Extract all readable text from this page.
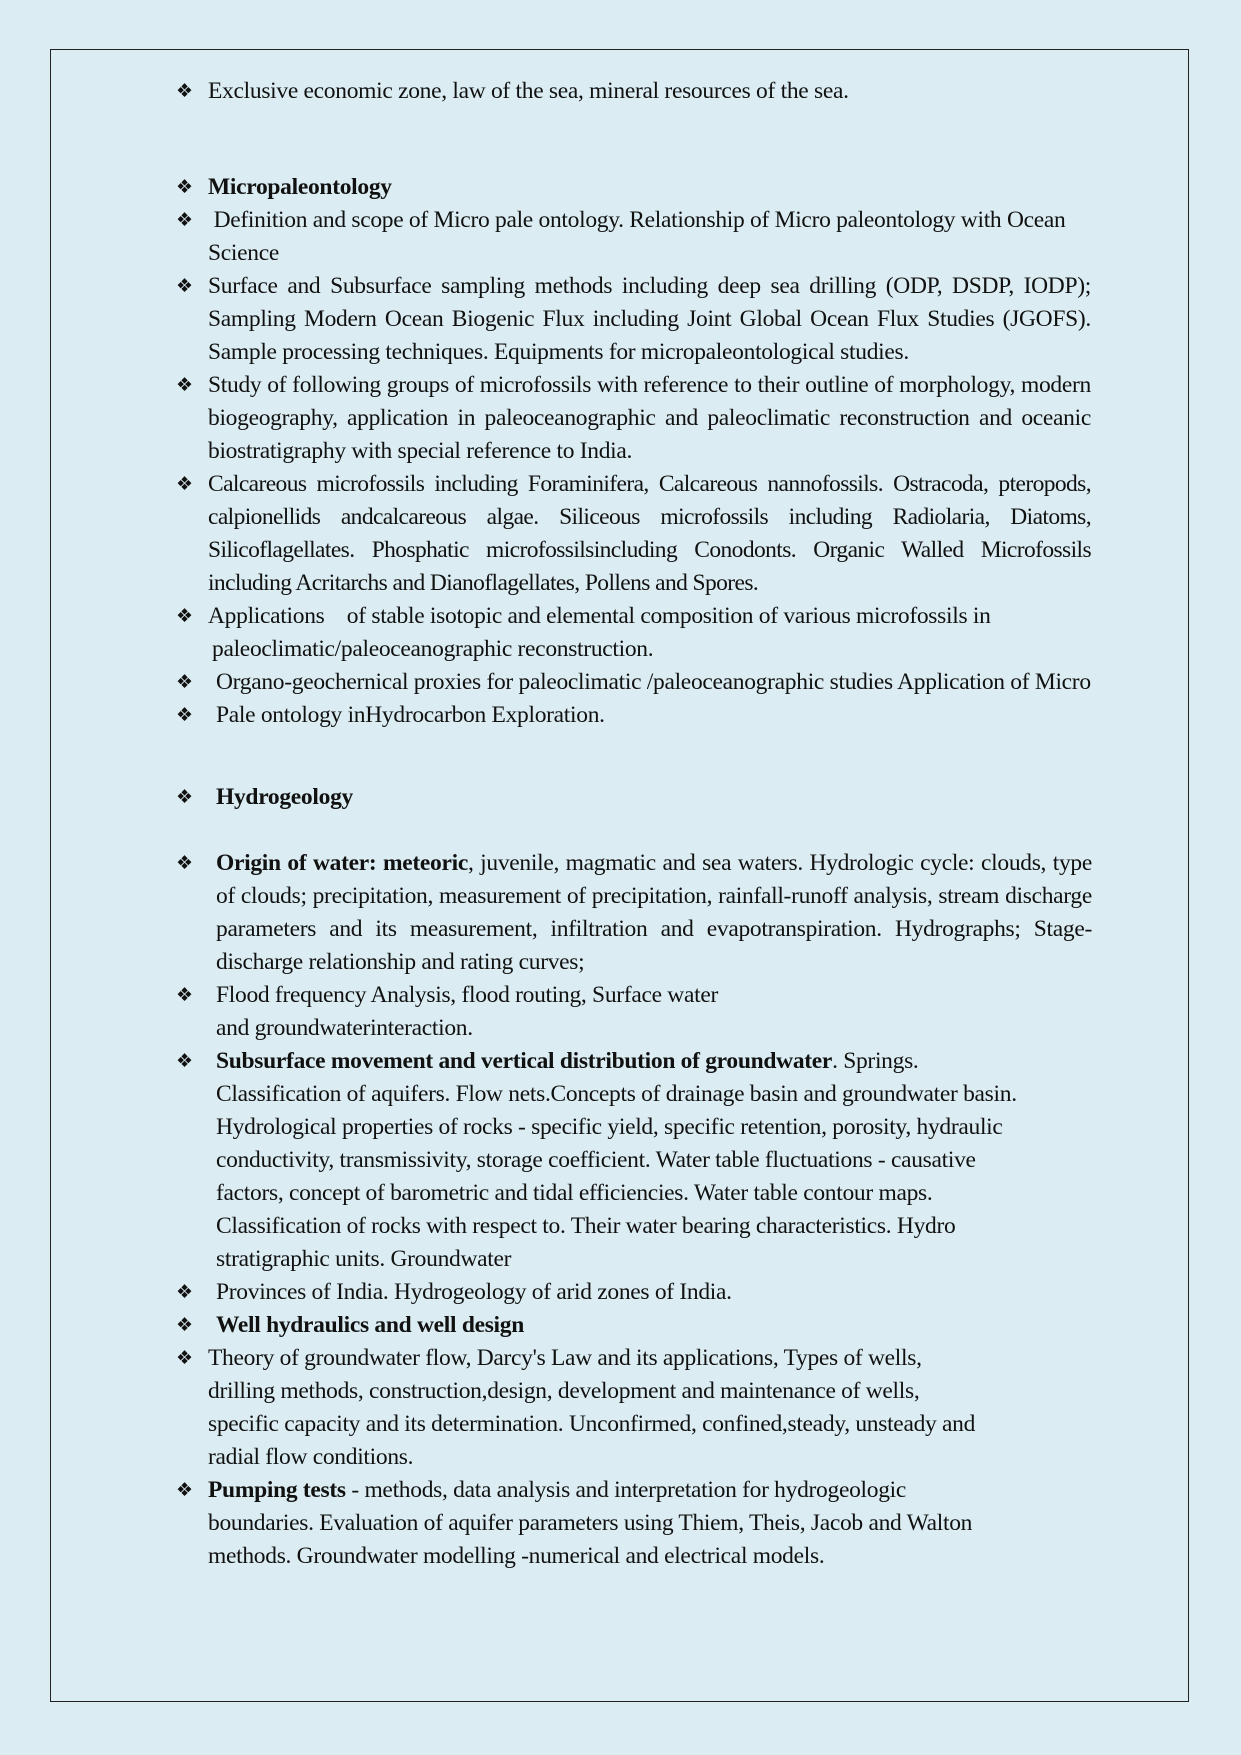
❖ Exclusive economic zone, law of the sea, mineral resources of the sea.
❖ Micropaleontology
❖ Definition and scope of Micro pale ontology. Relationship of Micro paleontology with Ocean Science
❖ Surface and Subsurface sampling methods including deep sea drilling (ODP, DSDP, IODP); Sampling Modern Ocean Biogenic Flux including Joint Global Ocean Flux Studies (JGOFS). Sample processing techniques. Equipments for micropaleontological studies.
❖ Study of following groups of microfossils with reference to their outline of morphology, modern biogeography, application in paleoceanographic and paleoclimatic reconstruction and oceanic biostratigraphy with special reference to India.
❖ Calcareous microfossils including Foraminifera, Calcareous nannofossils. Ostracoda, pteropods, calpionellids andcalcareous algae. Siliceous microfossils including Radiolaria, Diatoms, Silicoflagellates. Phosphatic microfossilsincluding Conodonts. Organic Walled Microfossils including Acritarchs and Dianoflagellates, Pollens and Spores.
❖ Applications    of stable isotopic and elemental composition of various microfossils in
paleoclimatic/paleoceanographic reconstruction.
❖ Organo-geochernical proxies for paleoclimatic /paleoceanographic studies Application of Micro
❖ Pale ontology inHydrocarbon Exploration.
❖ Hydrogeology
❖ Origin of water: meteoric, juvenile, magmatic and sea waters. Hydrologic cycle: clouds, type of clouds; precipitation, measurement of precipitation, rainfall-runoff analysis, stream discharge parameters and its measurement, infiltration and evapotranspiration. Hydrographs; Stage-discharge relationship and rating curves;
❖ Flood frequency Analysis, flood routing, Surface water
and groundwaterinteraction.
❖ Subsurface movement and vertical distribution of groundwater. Springs.
Classification of aquifers. Flow nets.Concepts of drainage basin and groundwater basin.
Hydrological properties of rocks - specific yield, specific retention, porosity, hydraulic
conductivity, transmissivity, storage coefficient. Water table fluctuations - causative
factors, concept of barometric and tidal efficiencies. Water table contour maps.
Classification of rocks with respect to. Their water bearing characteristics. Hydro
stratigraphic units. Groundwater
❖ Provinces of India. Hydrogeology of arid zones of India.
❖ Well hydraulics and well design
❖ Theory of groundwater flow, Darcy's Law and its applications, Types of wells,
drilling methods, construction,design, development and maintenance of wells,
specific capacity and its determination. Unconfirmed, confined,steady, unsteady and
radial flow conditions.
❖ Pumping tests - methods, data analysis and interpretation for hydrogeologic
boundaries. Evaluation of aquifer parameters using Thiem, Theis, Jacob and Walton
methods. Groundwater modelling -numerical and electrical models.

──────────────────────────────

▸ **Short exercise**
Above are the records; reproduce them exactly and leave out the pictures.

▸ **Output for this exercise**
Extract all readable text from this page.
❖ Exclusive economic zone, law of the sea, mineral resources of the sea.
❖ Micropaleontology
❖ Definition and scope of Micro pale ontology. Relationship of Micro paleontology with Ocean Science
❖ Surface and Subsurface sampling methods including deep sea drilling (ODP, DSDP, IODP); Sampling Modern Ocean Biogenic Flux including Joint Global Ocean Flux Studies (JGOFS). Sample processing techniques. Equipments for micropaleontological studies.
❖ Study of following groups of microfossils with reference to their outline of morphology, modern biogeography, application in paleoceanographic and paleoclimatic reconstruction and oceanic biostratigraphy with special reference to India.
❖ Calcareous microfossils including Foraminifera, Calcareous nannofossils. Ostracoda, pteropods, calpionellids andcalcareous algae. Siliceous microfossils including Radiolaria, Diatoms, Silicoflagellates. Phosphatic microfossilsincluding Conodonts. Organic Walled Microfossils including Acritarchs and Dianoflagellates, Pollens and Spores.
❖ Applications    of stable isotopic and elemental composition of various microfossils in
paleoclimatic/paleoceanographic reconstruction.
❖ Organo-geochernical proxies for paleoclimatic /paleoceanographic studies Application of Micro
❖ Pale ontology inHydrocarbon Exploration.
❖ Hydrogeology
❖ Origin of water: meteoric, juvenile, magmatic and sea waters. Hydrologic cycle: clouds, type of clouds; precipitation, measurement of precipitation, rainfall-runoff analysis, stream discharge parameters and its measurement, infiltration and evapotranspiration. Hydrographs; Stage-discharge relationship and rating curves;
❖ Flood frequency Analysis, flood routing, Surface water
and groundwaterinteraction.
❖ Subsurface movement and vertical distribution of groundwater. Springs.
Classification of aquifers. Flow nets.Concepts of drainage basin and groundwater basin.
Hydrological properties of rocks - specific yield, specific retention, porosity, hydraulic
conductivity, transmissivity, storage coefficient. Water table fluctuations - causative
factors, concept of barometric and tidal efficiencies. Water table contour maps.
Classification of rocks with respect to. Their water bearing characteristics. Hydro
stratigraphic units. Groundwater
❖ Provinces of India. Hydrogeology of arid zones of India.
❖ Well hydraulics and well design
❖ Theory of groundwater flow, Darcy's Law and its applications, Types of wells,
drilling methods, construction,design, development and maintenance of wells,
specific capacity and its determination. Unconfirmed, confined,steady, unsteady and
radial flow conditions.
❖ Pumping tests - methods, data analysis and interpretation for hydrogeologic
boundaries. Evaluation of aquifer parameters using Thiem, Theis, Jacob and Walton
methods. Groundwater modelling -numerical and electrical models.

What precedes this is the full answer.